- **WHAT YOU WILL DO**:
In the material below, list every line carrying the string "Seguridad".

- **GIVEN DATA**:
____________________
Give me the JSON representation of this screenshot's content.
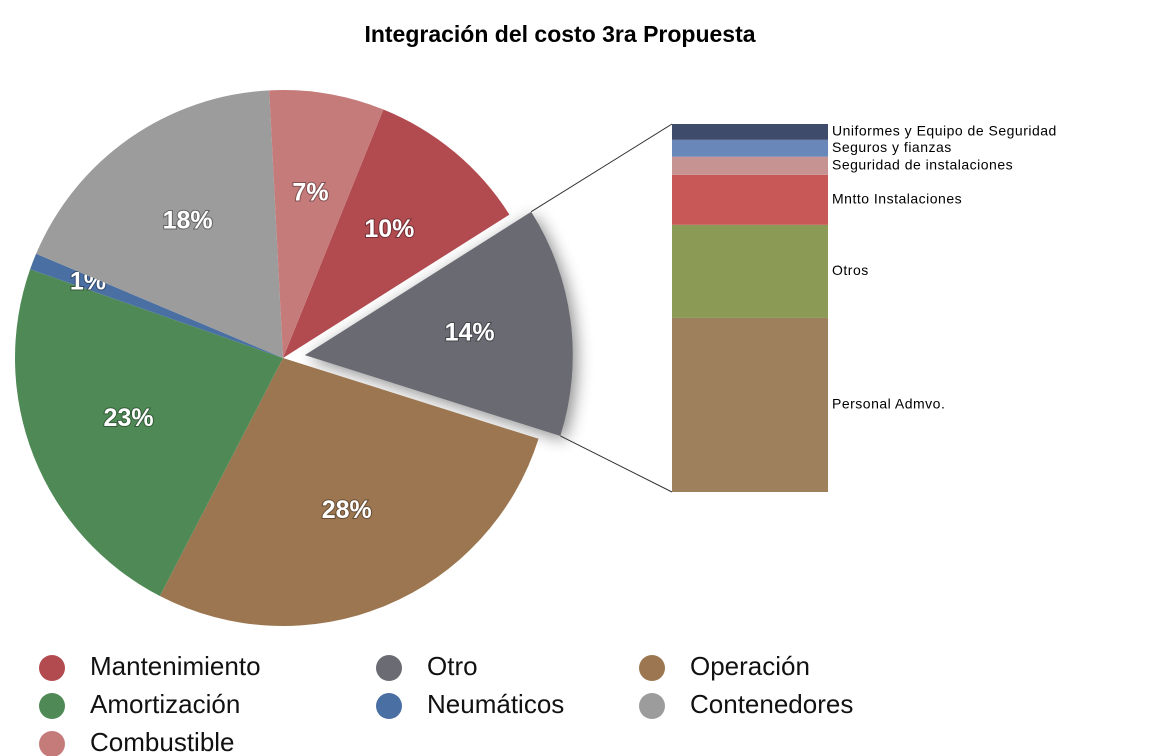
{
  "chart_data": [
    {
      "type": "pie",
      "title": "Integración del costo 3ra Propuesta",
      "categories": [
        "Mantenimiento",
        "Otro",
        "Operación",
        "Amortización",
        "Neumáticos",
        "Contenedores",
        "Combustible"
      ],
      "values": [
        10,
        14,
        28,
        23,
        1,
        18,
        7
      ],
      "value_labels": [
        "10%",
        "14%",
        "28%",
        "23%",
        "1%",
        "18%",
        "7%"
      ],
      "colors": [
        "#b24b50",
        "#6b6b73",
        "#9b7650",
        "#4f8a56",
        "#4a6fa3",
        "#9c9c9c",
        "#c67b7b"
      ]
    },
    {
      "type": "stacked_bar",
      "categories": [
        "Personal Admvo.",
        "Otros",
        "Mntto Instalaciones",
        "Seguridad de instalaciones",
        "Seguros y fianzas",
        "Uniformes  y Equipo de Seguridad"
      ],
      "values": [
        47.3,
        25.3,
        13.6,
        4.9,
        4.6,
        4.3
      ],
      "colors": [
        "#9e805d",
        "#8b9b56",
        "#c85757",
        "#c79292",
        "#6a87b9",
        "#3f4b6b"
      ]
    }
  ]
}
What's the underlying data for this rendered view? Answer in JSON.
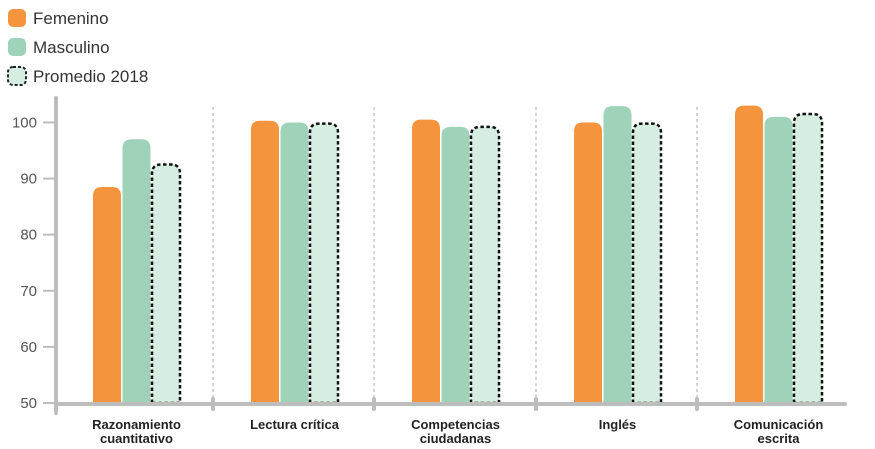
{
  "chart_data": {
    "type": "bar",
    "title": "",
    "xlabel": "",
    "ylabel": "",
    "ylim": [
      50,
      104
    ],
    "yticks": [
      50,
      60,
      70,
      80,
      90,
      100
    ],
    "categories": [
      [
        "Razonamiento",
        "cuantitativo"
      ],
      [
        "Lectura crítica"
      ],
      [
        "Competencias",
        "ciudadanas"
      ],
      [
        "Inglés"
      ],
      [
        "Comunicación",
        "escrita"
      ]
    ],
    "series": [
      {
        "name": "Femenino",
        "values": [
          88.5,
          100.3,
          100.5,
          100.0,
          103.0
        ],
        "color": "#f4943c",
        "style": "solid"
      },
      {
        "name": "Masculino",
        "values": [
          97.0,
          100.0,
          99.2,
          102.9,
          101.0
        ],
        "color": "#9fd3b9",
        "style": "solid"
      },
      {
        "name": "Promedio 2018",
        "values": [
          92.5,
          99.8,
          99.2,
          99.8,
          101.5
        ],
        "color": "#d6ede1",
        "style": "dashed"
      }
    ],
    "grid": false,
    "legend_position": "top-left"
  }
}
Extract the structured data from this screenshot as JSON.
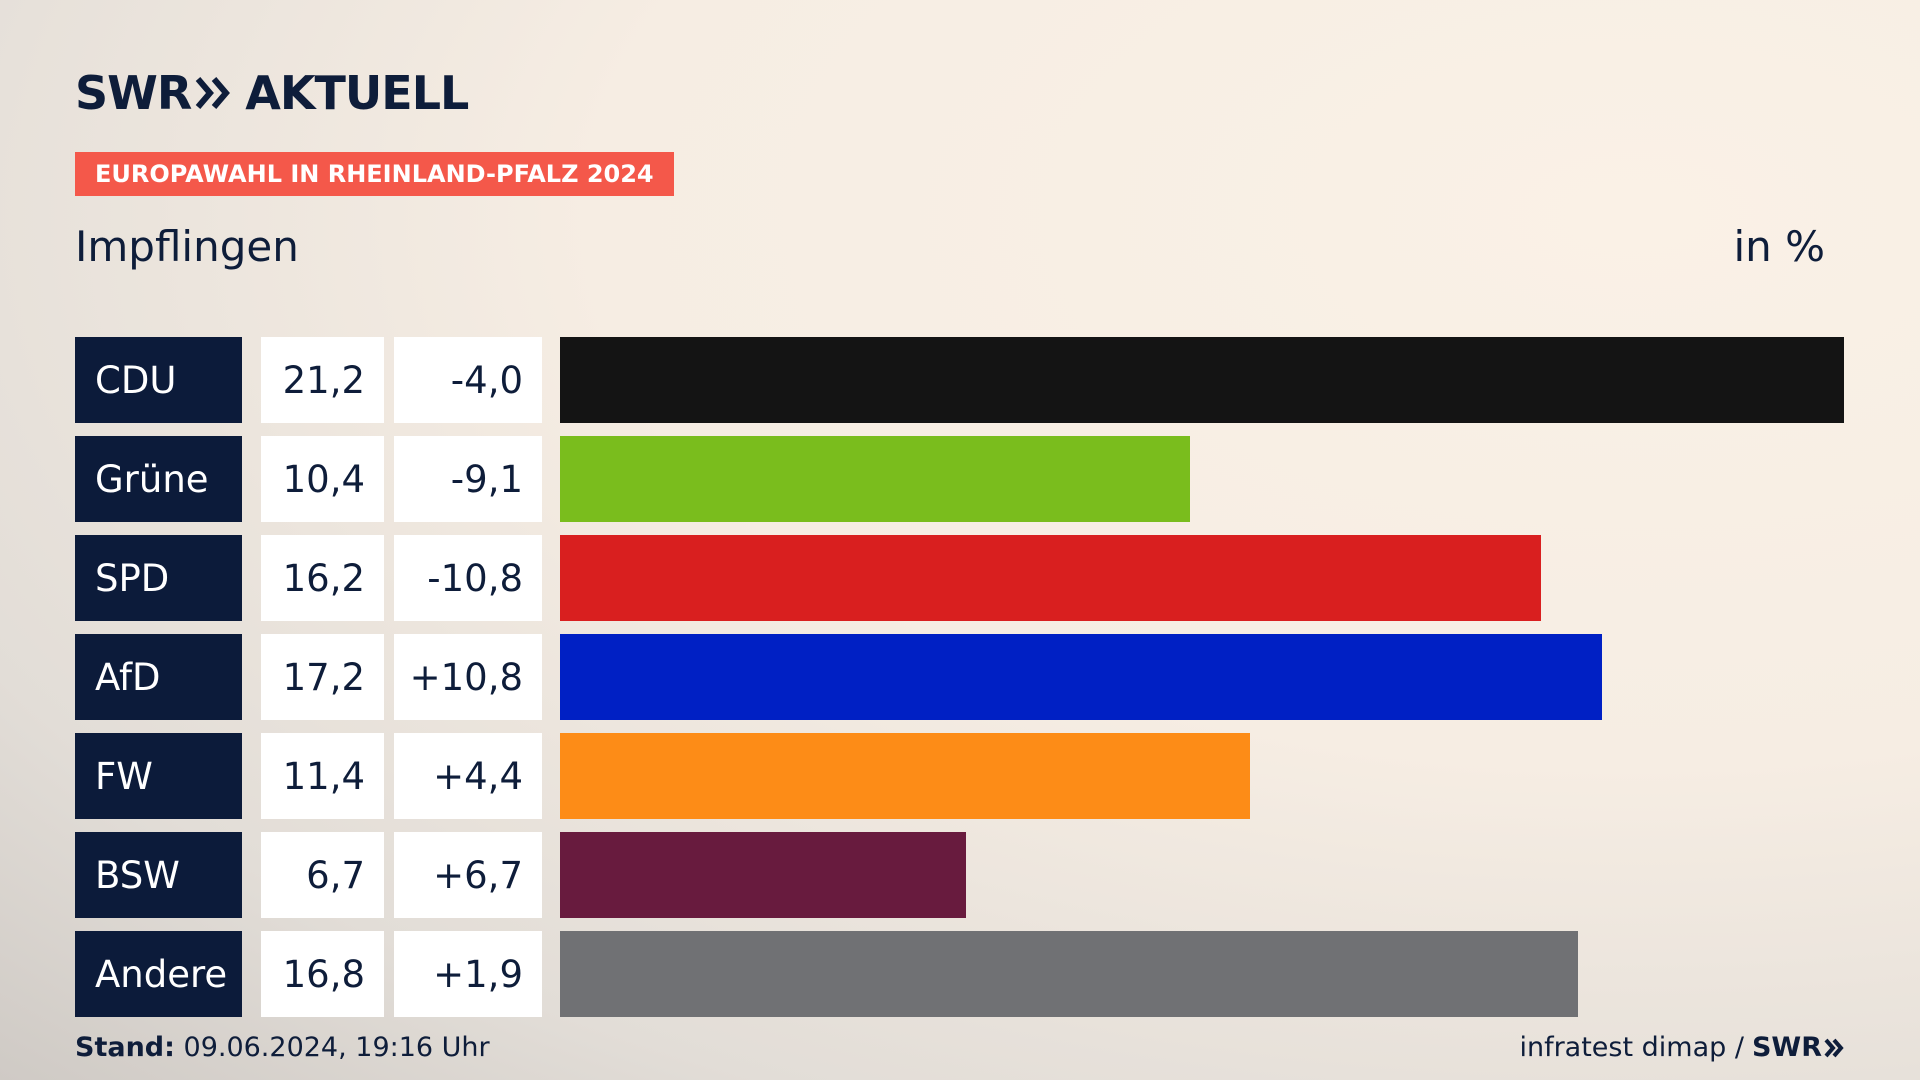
{
  "header": {
    "logo_left": "SWR",
    "logo_right": "AKTUELL",
    "badge": "EUROPAWAHL IN RHEINLAND-PFALZ 2024",
    "region": "Impflingen",
    "unit": "in %"
  },
  "colors": {
    "navy": "#0c1b3a",
    "badge": "#f4584a"
  },
  "chart_data": {
    "type": "bar",
    "title": "Impflingen",
    "ylabel": "in %",
    "categories": [
      "CDU",
      "Grüne",
      "SPD",
      "AfD",
      "FW",
      "BSW",
      "Andere"
    ],
    "values": [
      21.2,
      10.4,
      16.2,
      17.2,
      11.4,
      6.7,
      16.8
    ],
    "value_labels": [
      "21,2",
      "10,4",
      "16,2",
      "17,2",
      "11,4",
      "6,7",
      "16,8"
    ],
    "change_labels": [
      "-4,0",
      "-9,1",
      "-10,8",
      "+10,8",
      "+4,4",
      "+6,7",
      "+1,9"
    ],
    "changes": [
      -4.0,
      -9.1,
      -10.8,
      10.8,
      4.4,
      6.7,
      1.9
    ],
    "colors": [
      "#141414",
      "#7abd1d",
      "#d91f1f",
      "#0020c4",
      "#fd8c17",
      "#681b3e",
      "#707174"
    ],
    "ylim": [
      0,
      21.2
    ]
  },
  "footer": {
    "stand_label": "Stand:",
    "stand_value": "09.06.2024, 19:16 Uhr",
    "source": "infratest dimap /",
    "source_logo": "SWR"
  }
}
____________________
- **EXPECTED ANSWER**:
        "Seguridad de instalaciones",
        "Uniformes  y Equipo de Seguridad"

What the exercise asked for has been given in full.